* What to work on:
Extract each line where the string "SALN" shows up.

— Begin Records for this exercise —

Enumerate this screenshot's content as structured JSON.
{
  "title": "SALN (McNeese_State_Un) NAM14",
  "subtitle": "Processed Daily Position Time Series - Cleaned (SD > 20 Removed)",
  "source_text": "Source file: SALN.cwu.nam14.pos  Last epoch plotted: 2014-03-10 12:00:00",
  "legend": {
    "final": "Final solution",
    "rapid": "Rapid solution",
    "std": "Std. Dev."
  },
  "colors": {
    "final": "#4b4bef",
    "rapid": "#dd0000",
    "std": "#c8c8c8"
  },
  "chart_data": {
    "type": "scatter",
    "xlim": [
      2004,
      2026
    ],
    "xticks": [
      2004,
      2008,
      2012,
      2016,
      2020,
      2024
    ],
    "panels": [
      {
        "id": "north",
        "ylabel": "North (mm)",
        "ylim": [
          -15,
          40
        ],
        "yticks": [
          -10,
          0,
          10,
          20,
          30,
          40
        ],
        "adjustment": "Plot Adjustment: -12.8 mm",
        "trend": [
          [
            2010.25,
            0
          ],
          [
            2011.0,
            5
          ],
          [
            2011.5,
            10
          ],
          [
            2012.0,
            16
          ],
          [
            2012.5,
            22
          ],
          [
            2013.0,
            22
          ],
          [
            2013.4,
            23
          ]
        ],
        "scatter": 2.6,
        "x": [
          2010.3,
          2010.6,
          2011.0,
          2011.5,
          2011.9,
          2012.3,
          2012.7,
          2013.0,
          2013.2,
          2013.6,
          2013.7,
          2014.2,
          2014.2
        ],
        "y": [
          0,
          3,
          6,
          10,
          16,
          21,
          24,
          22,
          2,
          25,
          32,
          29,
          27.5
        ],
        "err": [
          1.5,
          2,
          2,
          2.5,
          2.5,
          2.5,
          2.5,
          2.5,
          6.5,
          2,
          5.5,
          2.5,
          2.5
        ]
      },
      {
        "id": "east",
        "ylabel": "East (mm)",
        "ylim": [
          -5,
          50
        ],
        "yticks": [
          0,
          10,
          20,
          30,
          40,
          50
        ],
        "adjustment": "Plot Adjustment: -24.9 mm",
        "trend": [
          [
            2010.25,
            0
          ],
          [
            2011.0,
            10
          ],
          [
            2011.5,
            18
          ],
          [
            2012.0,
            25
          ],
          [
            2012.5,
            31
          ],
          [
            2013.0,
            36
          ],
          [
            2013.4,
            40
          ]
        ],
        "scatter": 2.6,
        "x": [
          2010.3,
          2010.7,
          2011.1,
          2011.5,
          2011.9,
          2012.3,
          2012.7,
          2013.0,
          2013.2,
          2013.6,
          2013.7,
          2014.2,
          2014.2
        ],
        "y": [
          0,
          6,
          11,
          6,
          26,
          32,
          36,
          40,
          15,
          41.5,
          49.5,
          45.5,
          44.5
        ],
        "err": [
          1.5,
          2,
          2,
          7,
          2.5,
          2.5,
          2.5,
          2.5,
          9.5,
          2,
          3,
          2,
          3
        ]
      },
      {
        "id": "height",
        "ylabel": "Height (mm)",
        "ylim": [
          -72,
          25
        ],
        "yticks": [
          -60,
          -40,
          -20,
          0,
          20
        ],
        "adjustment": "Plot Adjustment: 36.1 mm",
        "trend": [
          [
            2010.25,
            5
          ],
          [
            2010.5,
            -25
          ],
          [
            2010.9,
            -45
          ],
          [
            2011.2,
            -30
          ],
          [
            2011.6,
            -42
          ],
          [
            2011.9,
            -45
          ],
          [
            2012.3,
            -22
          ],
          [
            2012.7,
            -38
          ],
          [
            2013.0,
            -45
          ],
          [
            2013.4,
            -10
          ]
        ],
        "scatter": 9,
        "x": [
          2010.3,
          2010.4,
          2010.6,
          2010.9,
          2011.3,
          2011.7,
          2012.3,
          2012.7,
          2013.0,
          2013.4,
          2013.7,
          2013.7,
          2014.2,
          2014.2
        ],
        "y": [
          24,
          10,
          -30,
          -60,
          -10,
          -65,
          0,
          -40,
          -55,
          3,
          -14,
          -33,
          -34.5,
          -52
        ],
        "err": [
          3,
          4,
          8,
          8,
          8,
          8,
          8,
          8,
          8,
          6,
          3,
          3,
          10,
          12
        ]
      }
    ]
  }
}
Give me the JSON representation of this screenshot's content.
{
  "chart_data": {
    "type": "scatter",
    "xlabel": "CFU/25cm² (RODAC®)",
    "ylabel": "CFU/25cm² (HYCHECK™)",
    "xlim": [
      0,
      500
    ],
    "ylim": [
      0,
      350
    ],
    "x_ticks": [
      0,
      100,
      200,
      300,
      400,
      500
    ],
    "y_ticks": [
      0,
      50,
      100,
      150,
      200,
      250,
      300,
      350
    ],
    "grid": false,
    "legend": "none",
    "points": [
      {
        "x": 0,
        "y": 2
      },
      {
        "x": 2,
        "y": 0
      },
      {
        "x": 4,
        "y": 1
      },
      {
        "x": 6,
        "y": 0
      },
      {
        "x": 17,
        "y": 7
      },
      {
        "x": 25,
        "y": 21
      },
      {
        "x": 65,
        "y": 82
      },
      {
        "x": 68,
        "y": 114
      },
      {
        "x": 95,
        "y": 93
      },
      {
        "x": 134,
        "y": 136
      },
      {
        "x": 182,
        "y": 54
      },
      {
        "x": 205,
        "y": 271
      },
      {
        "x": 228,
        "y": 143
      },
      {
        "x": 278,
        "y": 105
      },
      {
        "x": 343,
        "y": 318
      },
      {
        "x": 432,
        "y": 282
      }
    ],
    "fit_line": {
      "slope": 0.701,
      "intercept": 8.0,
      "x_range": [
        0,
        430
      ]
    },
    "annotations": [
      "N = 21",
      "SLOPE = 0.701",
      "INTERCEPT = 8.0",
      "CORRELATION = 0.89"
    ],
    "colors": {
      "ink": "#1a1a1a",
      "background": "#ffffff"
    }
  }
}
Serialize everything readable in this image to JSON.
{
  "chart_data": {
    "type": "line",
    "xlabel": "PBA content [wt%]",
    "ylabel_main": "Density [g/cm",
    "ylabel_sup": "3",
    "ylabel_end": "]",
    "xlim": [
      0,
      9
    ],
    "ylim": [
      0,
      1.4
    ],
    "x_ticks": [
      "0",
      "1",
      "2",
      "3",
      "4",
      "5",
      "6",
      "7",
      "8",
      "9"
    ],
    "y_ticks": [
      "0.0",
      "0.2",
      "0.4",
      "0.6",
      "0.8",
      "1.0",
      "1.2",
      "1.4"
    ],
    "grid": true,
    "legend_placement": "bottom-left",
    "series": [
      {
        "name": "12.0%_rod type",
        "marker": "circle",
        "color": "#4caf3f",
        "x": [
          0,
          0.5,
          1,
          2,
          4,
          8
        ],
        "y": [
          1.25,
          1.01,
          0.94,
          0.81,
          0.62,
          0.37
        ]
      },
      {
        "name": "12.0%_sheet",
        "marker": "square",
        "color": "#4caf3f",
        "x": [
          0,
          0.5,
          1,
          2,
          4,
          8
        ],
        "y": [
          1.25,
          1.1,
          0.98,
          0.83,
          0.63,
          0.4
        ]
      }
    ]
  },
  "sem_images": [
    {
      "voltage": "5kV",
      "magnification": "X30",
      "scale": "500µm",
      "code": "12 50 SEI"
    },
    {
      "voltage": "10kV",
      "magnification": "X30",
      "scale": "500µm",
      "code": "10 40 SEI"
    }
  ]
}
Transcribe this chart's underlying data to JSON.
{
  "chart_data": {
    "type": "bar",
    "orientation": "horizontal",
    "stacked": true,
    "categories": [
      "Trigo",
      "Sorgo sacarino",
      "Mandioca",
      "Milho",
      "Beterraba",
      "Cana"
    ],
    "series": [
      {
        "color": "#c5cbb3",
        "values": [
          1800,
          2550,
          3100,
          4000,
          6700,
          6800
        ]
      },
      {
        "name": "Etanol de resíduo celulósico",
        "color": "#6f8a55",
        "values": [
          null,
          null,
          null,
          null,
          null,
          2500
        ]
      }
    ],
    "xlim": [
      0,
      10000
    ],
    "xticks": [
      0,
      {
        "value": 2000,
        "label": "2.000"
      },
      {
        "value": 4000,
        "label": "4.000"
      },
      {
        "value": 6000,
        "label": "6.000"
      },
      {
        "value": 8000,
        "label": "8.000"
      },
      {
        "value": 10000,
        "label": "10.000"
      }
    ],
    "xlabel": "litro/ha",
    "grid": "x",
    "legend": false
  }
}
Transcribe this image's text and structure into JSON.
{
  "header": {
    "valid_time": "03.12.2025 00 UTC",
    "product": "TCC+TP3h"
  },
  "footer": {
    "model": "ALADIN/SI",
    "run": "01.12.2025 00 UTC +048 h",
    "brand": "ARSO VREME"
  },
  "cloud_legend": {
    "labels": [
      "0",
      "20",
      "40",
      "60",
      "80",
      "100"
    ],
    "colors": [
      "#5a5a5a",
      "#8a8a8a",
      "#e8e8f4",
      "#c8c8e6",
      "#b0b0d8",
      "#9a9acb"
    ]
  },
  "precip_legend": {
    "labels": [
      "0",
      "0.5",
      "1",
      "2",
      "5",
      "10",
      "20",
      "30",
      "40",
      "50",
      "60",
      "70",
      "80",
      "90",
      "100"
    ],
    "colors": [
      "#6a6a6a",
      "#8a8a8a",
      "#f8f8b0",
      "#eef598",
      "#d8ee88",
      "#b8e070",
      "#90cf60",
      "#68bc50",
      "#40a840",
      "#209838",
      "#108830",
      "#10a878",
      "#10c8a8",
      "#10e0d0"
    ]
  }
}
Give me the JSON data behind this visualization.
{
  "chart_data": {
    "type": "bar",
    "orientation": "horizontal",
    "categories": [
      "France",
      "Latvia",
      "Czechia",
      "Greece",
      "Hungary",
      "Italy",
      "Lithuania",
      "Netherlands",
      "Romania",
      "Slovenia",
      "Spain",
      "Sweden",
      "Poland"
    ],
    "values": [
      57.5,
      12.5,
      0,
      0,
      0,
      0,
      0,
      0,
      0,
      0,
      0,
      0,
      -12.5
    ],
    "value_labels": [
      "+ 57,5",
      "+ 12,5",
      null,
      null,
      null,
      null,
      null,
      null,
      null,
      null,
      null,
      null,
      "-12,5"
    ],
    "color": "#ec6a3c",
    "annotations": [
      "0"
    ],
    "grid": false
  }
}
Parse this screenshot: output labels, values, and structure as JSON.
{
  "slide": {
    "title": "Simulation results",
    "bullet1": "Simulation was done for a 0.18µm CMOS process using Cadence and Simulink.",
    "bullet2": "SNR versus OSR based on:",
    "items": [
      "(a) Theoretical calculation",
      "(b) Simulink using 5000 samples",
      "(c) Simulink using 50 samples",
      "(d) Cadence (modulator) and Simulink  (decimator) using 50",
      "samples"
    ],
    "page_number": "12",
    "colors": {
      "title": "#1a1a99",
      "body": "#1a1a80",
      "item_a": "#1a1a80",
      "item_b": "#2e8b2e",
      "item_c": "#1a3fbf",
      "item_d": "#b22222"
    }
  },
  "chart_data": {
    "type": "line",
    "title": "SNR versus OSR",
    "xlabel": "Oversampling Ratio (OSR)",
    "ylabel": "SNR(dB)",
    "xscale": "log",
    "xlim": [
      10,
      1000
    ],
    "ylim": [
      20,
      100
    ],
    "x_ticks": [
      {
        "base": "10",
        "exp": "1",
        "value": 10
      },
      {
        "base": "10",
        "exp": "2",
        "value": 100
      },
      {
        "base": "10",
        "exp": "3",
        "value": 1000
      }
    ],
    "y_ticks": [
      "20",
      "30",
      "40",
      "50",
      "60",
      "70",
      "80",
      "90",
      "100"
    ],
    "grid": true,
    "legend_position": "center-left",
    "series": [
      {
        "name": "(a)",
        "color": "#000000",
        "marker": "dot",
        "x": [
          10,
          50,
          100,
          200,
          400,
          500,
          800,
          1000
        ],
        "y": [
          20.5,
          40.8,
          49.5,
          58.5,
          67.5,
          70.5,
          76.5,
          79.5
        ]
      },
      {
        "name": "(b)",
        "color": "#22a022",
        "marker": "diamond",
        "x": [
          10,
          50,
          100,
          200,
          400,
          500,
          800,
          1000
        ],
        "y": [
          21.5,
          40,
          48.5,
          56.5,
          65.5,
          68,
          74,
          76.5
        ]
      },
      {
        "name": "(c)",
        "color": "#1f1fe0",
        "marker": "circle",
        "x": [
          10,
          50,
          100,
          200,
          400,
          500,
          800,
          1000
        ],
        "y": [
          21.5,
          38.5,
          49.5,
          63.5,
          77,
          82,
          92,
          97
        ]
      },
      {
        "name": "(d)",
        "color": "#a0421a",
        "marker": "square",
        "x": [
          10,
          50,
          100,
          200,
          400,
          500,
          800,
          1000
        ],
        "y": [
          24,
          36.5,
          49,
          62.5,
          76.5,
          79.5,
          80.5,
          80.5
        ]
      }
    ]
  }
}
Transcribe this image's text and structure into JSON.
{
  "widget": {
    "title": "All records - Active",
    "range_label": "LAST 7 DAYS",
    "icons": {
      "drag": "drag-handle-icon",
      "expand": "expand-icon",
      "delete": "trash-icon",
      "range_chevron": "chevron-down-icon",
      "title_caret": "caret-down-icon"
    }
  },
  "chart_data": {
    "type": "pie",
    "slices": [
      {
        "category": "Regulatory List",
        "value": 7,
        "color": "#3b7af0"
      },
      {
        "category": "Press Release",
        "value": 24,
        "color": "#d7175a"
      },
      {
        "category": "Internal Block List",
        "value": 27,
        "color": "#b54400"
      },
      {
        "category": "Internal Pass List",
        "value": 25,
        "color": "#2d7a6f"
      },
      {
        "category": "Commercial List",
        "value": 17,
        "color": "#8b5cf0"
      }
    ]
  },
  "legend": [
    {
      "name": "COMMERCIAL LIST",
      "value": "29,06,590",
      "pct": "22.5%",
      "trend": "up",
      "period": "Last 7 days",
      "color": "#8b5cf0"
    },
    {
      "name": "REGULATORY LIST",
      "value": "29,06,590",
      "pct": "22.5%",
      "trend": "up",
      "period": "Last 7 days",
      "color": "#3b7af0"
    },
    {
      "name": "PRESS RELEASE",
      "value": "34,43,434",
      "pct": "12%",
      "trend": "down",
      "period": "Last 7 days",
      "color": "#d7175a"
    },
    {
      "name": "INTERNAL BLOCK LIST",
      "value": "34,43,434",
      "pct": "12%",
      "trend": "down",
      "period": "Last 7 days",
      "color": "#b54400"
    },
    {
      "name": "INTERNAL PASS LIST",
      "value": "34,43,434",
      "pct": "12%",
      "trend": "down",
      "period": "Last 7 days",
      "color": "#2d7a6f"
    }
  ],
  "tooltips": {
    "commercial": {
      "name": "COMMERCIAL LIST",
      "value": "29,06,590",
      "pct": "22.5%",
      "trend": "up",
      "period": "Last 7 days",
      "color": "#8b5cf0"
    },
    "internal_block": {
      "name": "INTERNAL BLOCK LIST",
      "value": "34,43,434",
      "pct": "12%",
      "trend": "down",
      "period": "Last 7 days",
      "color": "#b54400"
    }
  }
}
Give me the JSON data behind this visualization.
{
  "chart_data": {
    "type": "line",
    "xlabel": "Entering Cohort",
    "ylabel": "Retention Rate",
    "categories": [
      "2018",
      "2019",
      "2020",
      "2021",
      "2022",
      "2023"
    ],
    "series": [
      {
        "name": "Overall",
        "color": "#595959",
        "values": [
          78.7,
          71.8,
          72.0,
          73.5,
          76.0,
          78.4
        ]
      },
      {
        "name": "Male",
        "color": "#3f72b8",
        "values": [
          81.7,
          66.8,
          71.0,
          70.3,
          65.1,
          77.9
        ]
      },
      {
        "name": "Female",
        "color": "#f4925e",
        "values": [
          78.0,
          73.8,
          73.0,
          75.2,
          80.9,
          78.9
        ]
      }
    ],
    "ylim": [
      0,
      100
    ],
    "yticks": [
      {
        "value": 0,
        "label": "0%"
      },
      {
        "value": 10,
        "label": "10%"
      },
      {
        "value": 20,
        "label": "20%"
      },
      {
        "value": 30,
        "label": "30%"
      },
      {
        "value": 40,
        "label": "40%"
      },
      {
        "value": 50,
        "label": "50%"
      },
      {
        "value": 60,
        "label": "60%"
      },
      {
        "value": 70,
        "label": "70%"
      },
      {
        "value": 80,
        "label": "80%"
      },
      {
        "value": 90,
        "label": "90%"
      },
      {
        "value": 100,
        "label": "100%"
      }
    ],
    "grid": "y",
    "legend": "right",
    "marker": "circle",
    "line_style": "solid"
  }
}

— End Records for this exercise —

* Output for this task:
  "title": "SALN (McNeese_State_Un) NAM14",
  "source_text": "Source file: SALN.cwu.nam14.pos  Last epoch plotted: 2014-03-10 12:00:00",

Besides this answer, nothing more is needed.